─── Information given

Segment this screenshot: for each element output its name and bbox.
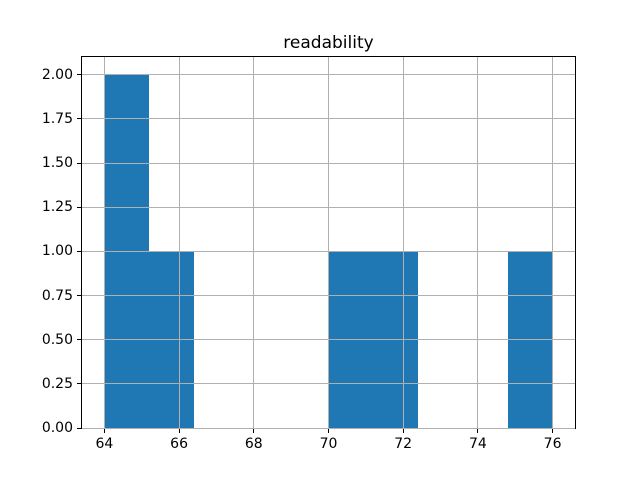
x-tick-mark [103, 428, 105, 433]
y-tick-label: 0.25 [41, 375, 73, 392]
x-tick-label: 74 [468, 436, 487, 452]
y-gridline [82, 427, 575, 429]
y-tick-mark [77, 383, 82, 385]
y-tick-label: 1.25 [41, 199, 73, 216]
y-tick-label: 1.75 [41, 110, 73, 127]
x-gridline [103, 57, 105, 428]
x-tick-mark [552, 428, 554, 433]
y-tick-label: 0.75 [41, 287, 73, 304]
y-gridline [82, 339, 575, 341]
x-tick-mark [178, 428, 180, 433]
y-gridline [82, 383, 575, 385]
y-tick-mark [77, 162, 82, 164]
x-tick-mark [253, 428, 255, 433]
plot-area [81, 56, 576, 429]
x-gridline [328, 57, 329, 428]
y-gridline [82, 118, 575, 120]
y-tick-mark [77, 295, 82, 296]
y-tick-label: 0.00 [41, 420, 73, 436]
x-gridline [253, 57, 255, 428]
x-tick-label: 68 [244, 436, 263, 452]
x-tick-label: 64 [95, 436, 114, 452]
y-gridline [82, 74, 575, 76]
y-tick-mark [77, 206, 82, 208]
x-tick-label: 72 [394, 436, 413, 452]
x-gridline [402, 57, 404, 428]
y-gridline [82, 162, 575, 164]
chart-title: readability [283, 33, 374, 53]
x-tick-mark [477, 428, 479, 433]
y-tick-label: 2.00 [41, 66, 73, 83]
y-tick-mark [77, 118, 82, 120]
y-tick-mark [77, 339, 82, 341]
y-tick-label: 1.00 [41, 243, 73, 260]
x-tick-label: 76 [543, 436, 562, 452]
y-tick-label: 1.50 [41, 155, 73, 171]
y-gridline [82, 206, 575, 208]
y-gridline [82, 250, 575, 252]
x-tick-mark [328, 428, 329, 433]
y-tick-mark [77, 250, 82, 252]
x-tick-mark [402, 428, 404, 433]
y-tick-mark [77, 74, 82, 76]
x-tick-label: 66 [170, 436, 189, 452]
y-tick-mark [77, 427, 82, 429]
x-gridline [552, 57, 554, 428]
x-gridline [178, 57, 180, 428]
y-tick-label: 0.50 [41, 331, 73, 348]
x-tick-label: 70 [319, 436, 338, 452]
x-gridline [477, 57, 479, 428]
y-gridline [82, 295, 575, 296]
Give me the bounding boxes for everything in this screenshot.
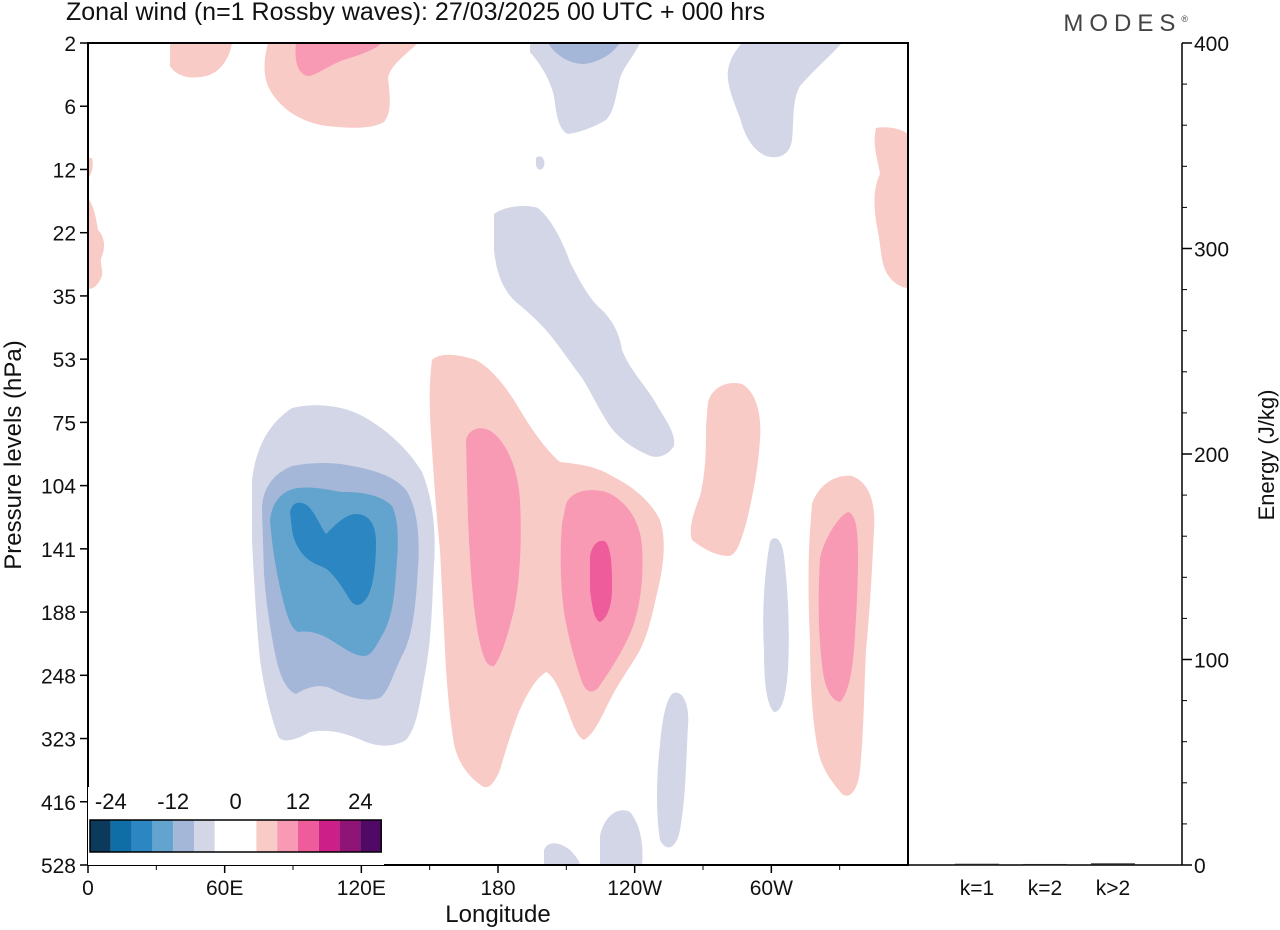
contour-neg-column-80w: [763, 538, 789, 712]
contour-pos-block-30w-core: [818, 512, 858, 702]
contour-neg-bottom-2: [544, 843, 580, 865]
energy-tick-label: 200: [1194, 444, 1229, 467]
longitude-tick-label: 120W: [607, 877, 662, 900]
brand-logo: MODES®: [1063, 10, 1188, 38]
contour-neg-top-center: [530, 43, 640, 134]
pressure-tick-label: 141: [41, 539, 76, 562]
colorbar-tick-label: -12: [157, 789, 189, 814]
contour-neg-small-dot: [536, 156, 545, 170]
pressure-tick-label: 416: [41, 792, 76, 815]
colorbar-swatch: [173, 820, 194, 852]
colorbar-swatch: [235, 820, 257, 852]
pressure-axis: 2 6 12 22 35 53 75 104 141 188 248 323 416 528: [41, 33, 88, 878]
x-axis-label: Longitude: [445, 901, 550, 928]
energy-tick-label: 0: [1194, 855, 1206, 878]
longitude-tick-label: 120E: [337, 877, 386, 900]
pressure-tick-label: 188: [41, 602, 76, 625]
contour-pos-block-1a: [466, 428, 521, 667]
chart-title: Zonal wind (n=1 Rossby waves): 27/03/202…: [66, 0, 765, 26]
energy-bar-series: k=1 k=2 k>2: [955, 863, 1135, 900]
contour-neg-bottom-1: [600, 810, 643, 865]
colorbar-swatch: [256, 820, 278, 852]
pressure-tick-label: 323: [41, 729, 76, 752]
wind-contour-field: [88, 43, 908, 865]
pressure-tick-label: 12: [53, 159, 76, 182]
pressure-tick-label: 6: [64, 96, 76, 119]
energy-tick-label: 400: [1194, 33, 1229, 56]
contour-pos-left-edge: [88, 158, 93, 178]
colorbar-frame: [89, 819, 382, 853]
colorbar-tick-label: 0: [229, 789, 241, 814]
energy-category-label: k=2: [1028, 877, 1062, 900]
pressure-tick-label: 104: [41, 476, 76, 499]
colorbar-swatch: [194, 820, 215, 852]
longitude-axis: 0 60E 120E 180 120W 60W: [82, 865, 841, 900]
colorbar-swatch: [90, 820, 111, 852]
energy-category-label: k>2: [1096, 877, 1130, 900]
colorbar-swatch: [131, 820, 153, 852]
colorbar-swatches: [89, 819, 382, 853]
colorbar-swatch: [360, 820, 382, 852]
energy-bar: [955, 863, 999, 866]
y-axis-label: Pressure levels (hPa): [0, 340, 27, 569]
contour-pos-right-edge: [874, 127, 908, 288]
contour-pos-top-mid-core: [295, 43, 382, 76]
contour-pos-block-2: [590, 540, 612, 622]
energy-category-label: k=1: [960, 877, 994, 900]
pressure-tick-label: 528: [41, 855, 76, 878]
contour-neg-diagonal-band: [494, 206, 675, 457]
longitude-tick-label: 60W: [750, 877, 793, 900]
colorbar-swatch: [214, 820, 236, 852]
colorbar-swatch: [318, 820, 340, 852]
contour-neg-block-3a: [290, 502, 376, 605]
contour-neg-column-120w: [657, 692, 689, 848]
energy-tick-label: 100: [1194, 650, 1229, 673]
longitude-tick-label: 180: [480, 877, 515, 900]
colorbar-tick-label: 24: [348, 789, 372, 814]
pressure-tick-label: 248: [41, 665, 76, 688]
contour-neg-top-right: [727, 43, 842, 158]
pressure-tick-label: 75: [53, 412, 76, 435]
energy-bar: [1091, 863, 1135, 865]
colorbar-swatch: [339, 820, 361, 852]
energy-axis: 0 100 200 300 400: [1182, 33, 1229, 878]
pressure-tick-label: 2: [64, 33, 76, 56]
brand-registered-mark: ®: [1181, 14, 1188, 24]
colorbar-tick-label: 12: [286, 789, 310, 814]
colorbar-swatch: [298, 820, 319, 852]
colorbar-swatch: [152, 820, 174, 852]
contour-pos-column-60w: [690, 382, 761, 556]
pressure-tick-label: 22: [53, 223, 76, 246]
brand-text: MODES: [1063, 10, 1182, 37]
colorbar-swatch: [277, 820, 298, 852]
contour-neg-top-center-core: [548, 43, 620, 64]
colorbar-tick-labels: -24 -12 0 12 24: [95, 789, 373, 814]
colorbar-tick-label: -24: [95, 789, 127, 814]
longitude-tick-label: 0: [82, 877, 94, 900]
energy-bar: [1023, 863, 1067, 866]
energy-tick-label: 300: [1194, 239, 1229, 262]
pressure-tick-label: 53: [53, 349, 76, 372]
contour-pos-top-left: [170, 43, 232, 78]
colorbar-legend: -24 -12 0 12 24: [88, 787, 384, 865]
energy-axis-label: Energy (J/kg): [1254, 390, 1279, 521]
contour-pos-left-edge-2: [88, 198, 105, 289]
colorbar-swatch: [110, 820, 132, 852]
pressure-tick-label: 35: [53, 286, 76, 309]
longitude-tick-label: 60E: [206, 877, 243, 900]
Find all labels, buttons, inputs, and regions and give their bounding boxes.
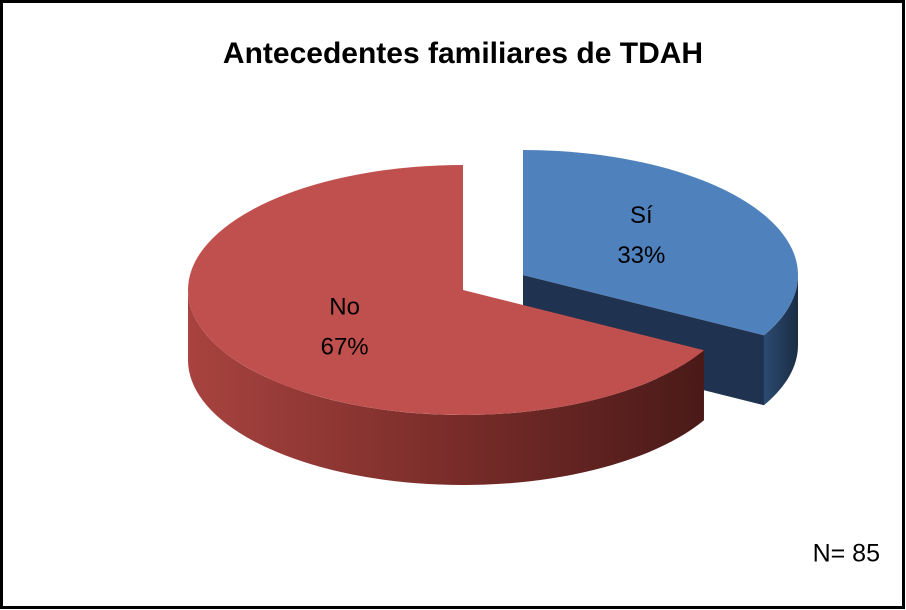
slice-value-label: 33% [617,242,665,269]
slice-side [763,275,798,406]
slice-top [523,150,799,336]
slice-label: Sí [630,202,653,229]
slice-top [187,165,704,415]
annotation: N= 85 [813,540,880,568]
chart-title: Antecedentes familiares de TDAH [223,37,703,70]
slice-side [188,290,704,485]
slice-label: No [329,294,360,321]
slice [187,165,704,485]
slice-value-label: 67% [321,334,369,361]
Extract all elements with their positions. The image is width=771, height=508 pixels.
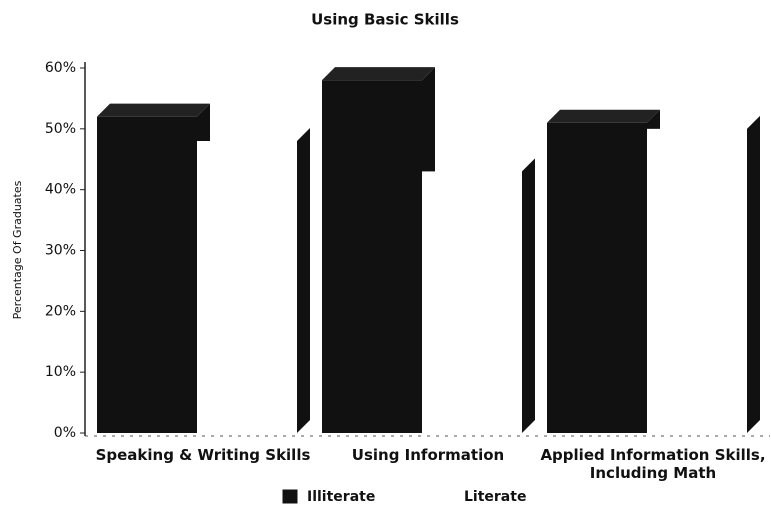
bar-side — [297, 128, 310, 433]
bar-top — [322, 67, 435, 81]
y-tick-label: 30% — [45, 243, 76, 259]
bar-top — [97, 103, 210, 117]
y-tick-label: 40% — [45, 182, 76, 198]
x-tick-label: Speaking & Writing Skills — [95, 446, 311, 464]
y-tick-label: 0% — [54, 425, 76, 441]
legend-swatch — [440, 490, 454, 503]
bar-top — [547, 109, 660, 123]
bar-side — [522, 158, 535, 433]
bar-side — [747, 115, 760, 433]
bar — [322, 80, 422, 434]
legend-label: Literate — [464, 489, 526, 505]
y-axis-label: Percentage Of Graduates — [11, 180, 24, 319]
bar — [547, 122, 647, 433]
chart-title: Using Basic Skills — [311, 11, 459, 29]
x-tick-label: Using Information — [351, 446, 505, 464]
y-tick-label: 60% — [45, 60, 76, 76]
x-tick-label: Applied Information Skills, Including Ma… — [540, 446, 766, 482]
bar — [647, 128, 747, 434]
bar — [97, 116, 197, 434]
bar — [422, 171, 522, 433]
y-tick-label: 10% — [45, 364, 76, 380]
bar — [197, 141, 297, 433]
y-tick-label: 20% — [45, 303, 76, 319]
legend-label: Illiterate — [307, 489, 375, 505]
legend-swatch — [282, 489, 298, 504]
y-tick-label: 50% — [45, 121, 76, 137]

──────

▶ _Problem to solve_: Write out the items above verbatim, starting at the line containing "x-tick-mark [103, 428, 105, 433]" and ending at the line containing "y-gridline [82, 339, 575, 341]", both included.

▶ _The reply_:
x-tick-mark [103, 428, 105, 433]
y-tick-label: 0.25 [41, 375, 73, 392]
x-tick-label: 74 [468, 436, 487, 452]
y-gridline [82, 427, 575, 429]
y-tick-mark [77, 383, 82, 385]
y-tick-label: 1.25 [41, 199, 73, 216]
y-tick-label: 1.75 [41, 110, 73, 127]
x-gridline [103, 57, 105, 428]
x-tick-mark [552, 428, 554, 433]
y-tick-label: 0.75 [41, 287, 73, 304]
y-gridline [82, 339, 575, 341]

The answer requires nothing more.